▸ RECORD EXCERPTS

──────────

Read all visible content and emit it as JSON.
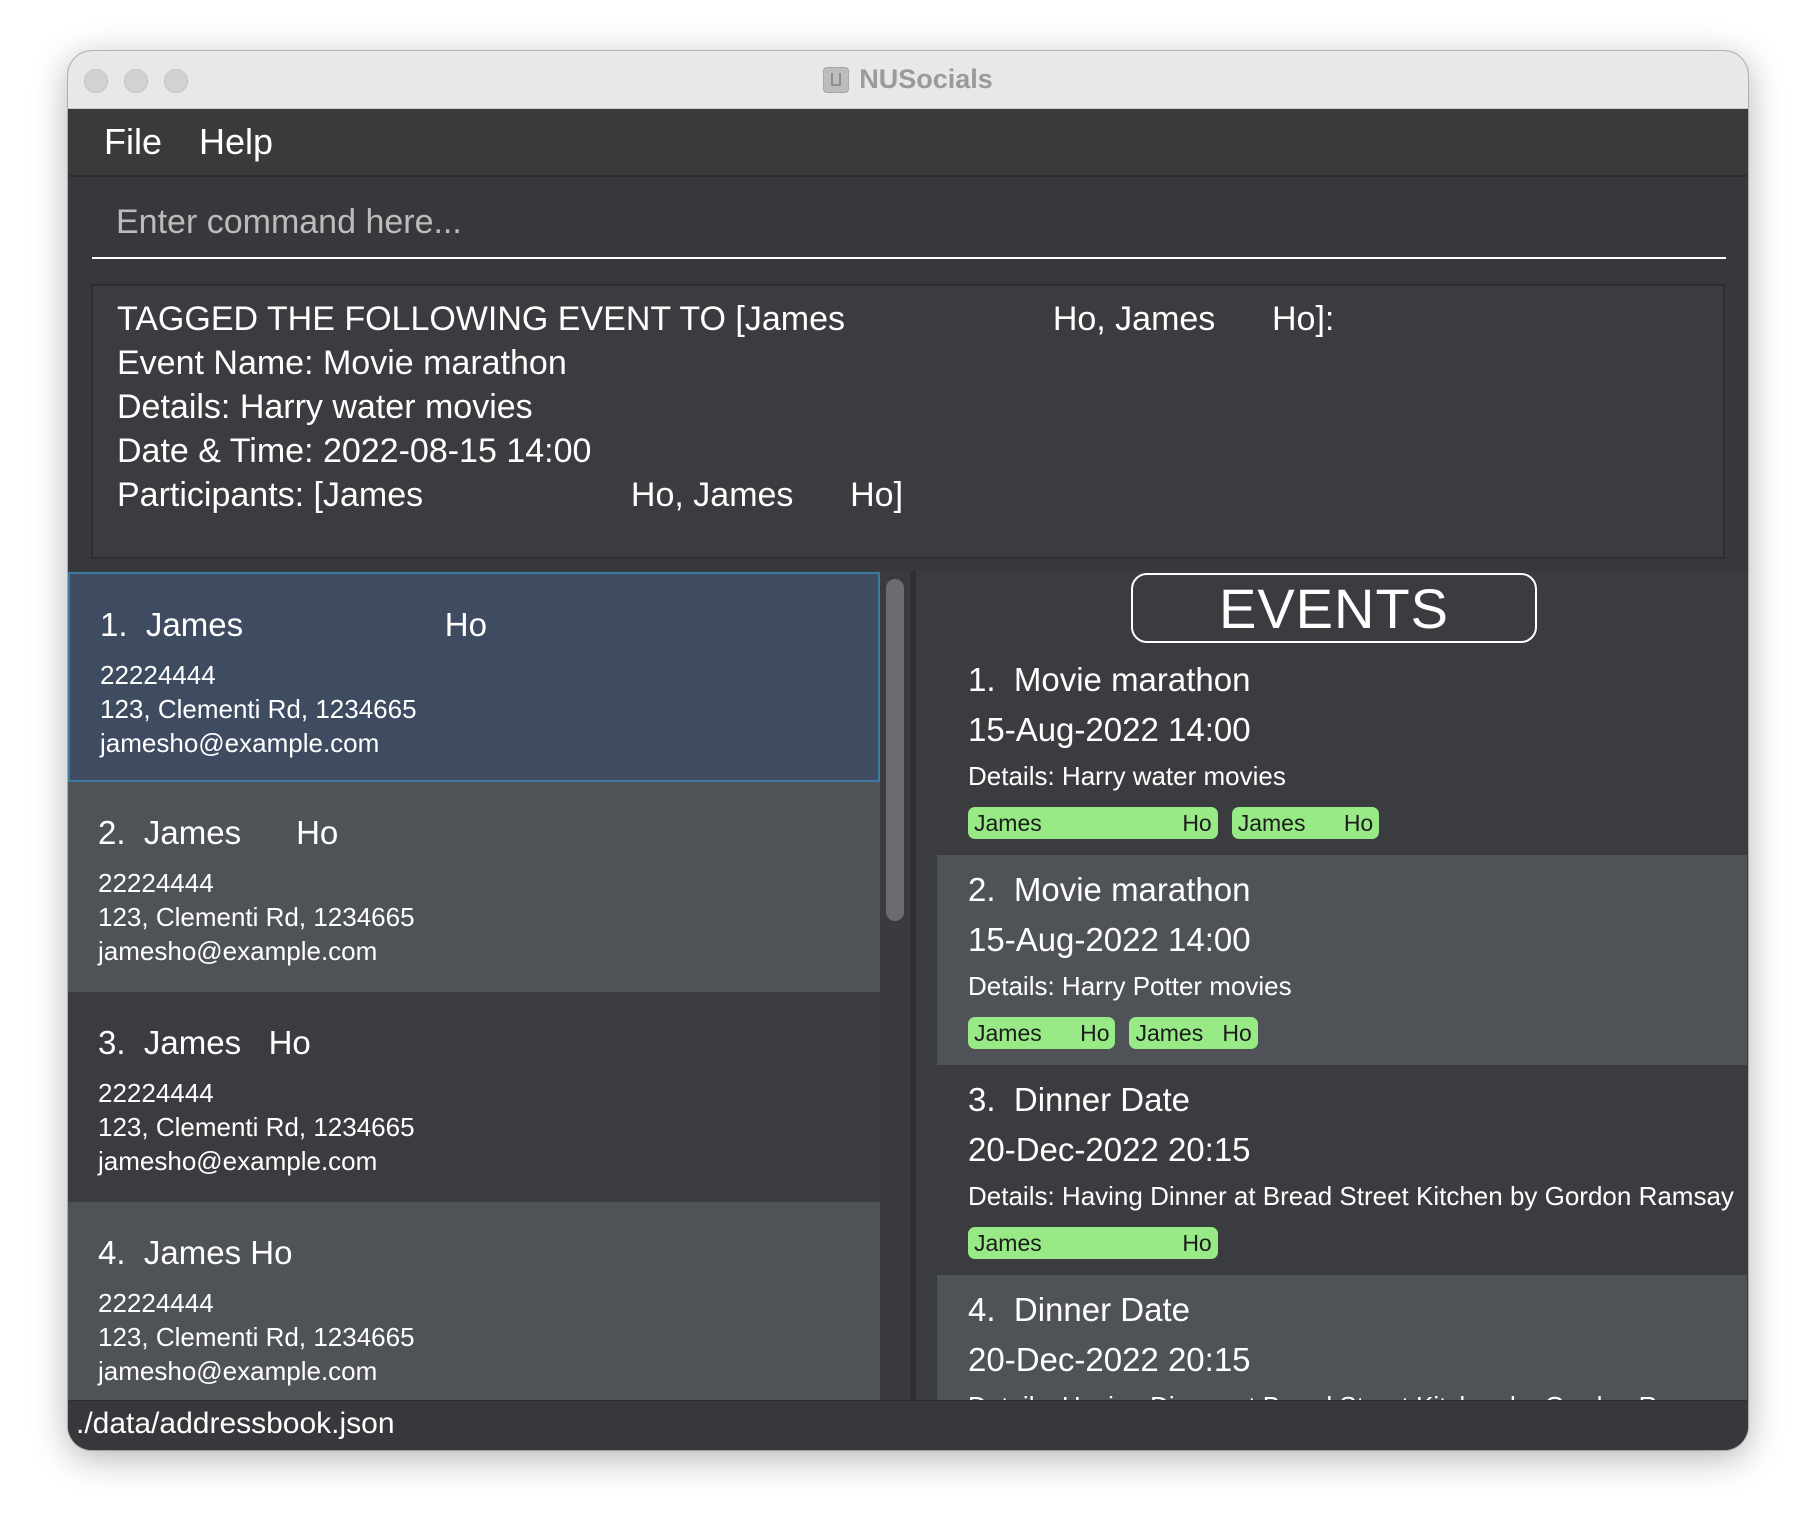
{
  "window": {
    "title": "NUSocials"
  },
  "menu": {
    "file": "File",
    "help": "Help"
  },
  "command": {
    "placeholder": "Enter command here...",
    "value": ""
  },
  "result": {
    "lines": [
      "TAGGED THE FOLLOWING EVENT TO [James                      Ho, James      Ho]:",
      "Event Name: Movie marathon",
      "Details: Harry water movies",
      "Date & Time: 2022-08-15 14:00",
      "Participants: [James                      Ho, James      Ho]"
    ]
  },
  "persons": [
    {
      "index": "1.",
      "name": "James                      Ho",
      "phone": "22224444",
      "address": "123, Clementi Rd, 1234665",
      "email": "jamesho@example.com"
    },
    {
      "index": "2.",
      "name": "James      Ho",
      "phone": "22224444",
      "address": "123, Clementi Rd, 1234665",
      "email": "jamesho@example.com"
    },
    {
      "index": "3.",
      "name": "James   Ho",
      "phone": "22224444",
      "address": "123, Clementi Rd, 1234665",
      "email": "jamesho@example.com"
    },
    {
      "index": "4.",
      "name": "James Ho",
      "phone": "22224444",
      "address": "123, Clementi Rd, 1234665",
      "email": "jamesho@example.com"
    }
  ],
  "events_panel": {
    "header": "EVENTS",
    "events": [
      {
        "index": "1.",
        "name": "Movie marathon",
        "datetime": "15-Aug-2022 14:00",
        "details": "Details: Harry water movies",
        "tags": [
          "James                      Ho",
          "James      Ho"
        ]
      },
      {
        "index": "2.",
        "name": "Movie marathon",
        "datetime": "15-Aug-2022 14:00",
        "details": "Details: Harry Potter movies",
        "tags": [
          "James      Ho",
          "James   Ho"
        ]
      },
      {
        "index": "3.",
        "name": "Dinner Date",
        "datetime": "20-Dec-2022 20:15",
        "details": "Details: Having Dinner at Bread Street Kitchen by Gordon Ramsay",
        "tags": [
          "James                      Ho"
        ]
      },
      {
        "index": "4.",
        "name": "Dinner Date",
        "datetime": "20-Dec-2022 20:15",
        "details": "Details: Having Dinner at Bread Street Kitchen by Gordon Ramsay",
        "tags": []
      }
    ]
  },
  "status": {
    "file_path": "./data/addressbook.json"
  },
  "colors": {
    "tag_bg": "#97ea86",
    "selected_bg": "#3f4b60",
    "selected_border": "#3c7aa0",
    "panel_bg": "#3b3c3f",
    "alt_row_bg": "#4f5256"
  }
}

──────────

▸ DIRECTIONS FOR THIS TASK
Skip the pictures and print each record exactly as it stands.

▸ RESULT OF THE TASK
Read all visible content and emit it as JSON.
{
  "window": {
    "title": "NUSocials"
  },
  "menu": {
    "file": "File",
    "help": "Help"
  },
  "command": {
    "placeholder": "Enter command here...",
    "value": ""
  },
  "result": {
    "lines": [
      "TAGGED THE FOLLOWING EVENT TO [James                      Ho, James      Ho]:",
      "Event Name: Movie marathon",
      "Details: Harry water movies",
      "Date & Time: 2022-08-15 14:00",
      "Participants: [James                      Ho, James      Ho]"
    ]
  },
  "persons": [
    {
      "index": "1.",
      "name": "James                      Ho",
      "phone": "22224444",
      "address": "123, Clementi Rd, 1234665",
      "email": "jamesho@example.com"
    },
    {
      "index": "2.",
      "name": "James      Ho",
      "phone": "22224444",
      "address": "123, Clementi Rd, 1234665",
      "email": "jamesho@example.com"
    },
    {
      "index": "3.",
      "name": "James   Ho",
      "phone": "22224444",
      "address": "123, Clementi Rd, 1234665",
      "email": "jamesho@example.com"
    },
    {
      "index": "4.",
      "name": "James Ho",
      "phone": "22224444",
      "address": "123, Clementi Rd, 1234665",
      "email": "jamesho@example.com"
    }
  ],
  "events_panel": {
    "header": "EVENTS",
    "events": [
      {
        "index": "1.",
        "name": "Movie marathon",
        "datetime": "15-Aug-2022 14:00",
        "details": "Details: Harry water movies",
        "tags": [
          "James                      Ho",
          "James      Ho"
        ]
      },
      {
        "index": "2.",
        "name": "Movie marathon",
        "datetime": "15-Aug-2022 14:00",
        "details": "Details: Harry Potter movies",
        "tags": [
          "James      Ho",
          "James   Ho"
        ]
      },
      {
        "index": "3.",
        "name": "Dinner Date",
        "datetime": "20-Dec-2022 20:15",
        "details": "Details: Having Dinner at Bread Street Kitchen by Gordon Ramsay",
        "tags": [
          "James                      Ho"
        ]
      },
      {
        "index": "4.",
        "name": "Dinner Date",
        "datetime": "20-Dec-2022 20:15",
        "details": "Details: Having Dinner at Bread Street Kitchen by Gordon Ramsay",
        "tags": []
      }
    ]
  },
  "status": {
    "file_path": "./data/addressbook.json"
  },
  "colors": {
    "tag_bg": "#97ea86",
    "selected_bg": "#3f4b60",
    "selected_border": "#3c7aa0",
    "panel_bg": "#3b3c3f",
    "alt_row_bg": "#4f5256"
  }
}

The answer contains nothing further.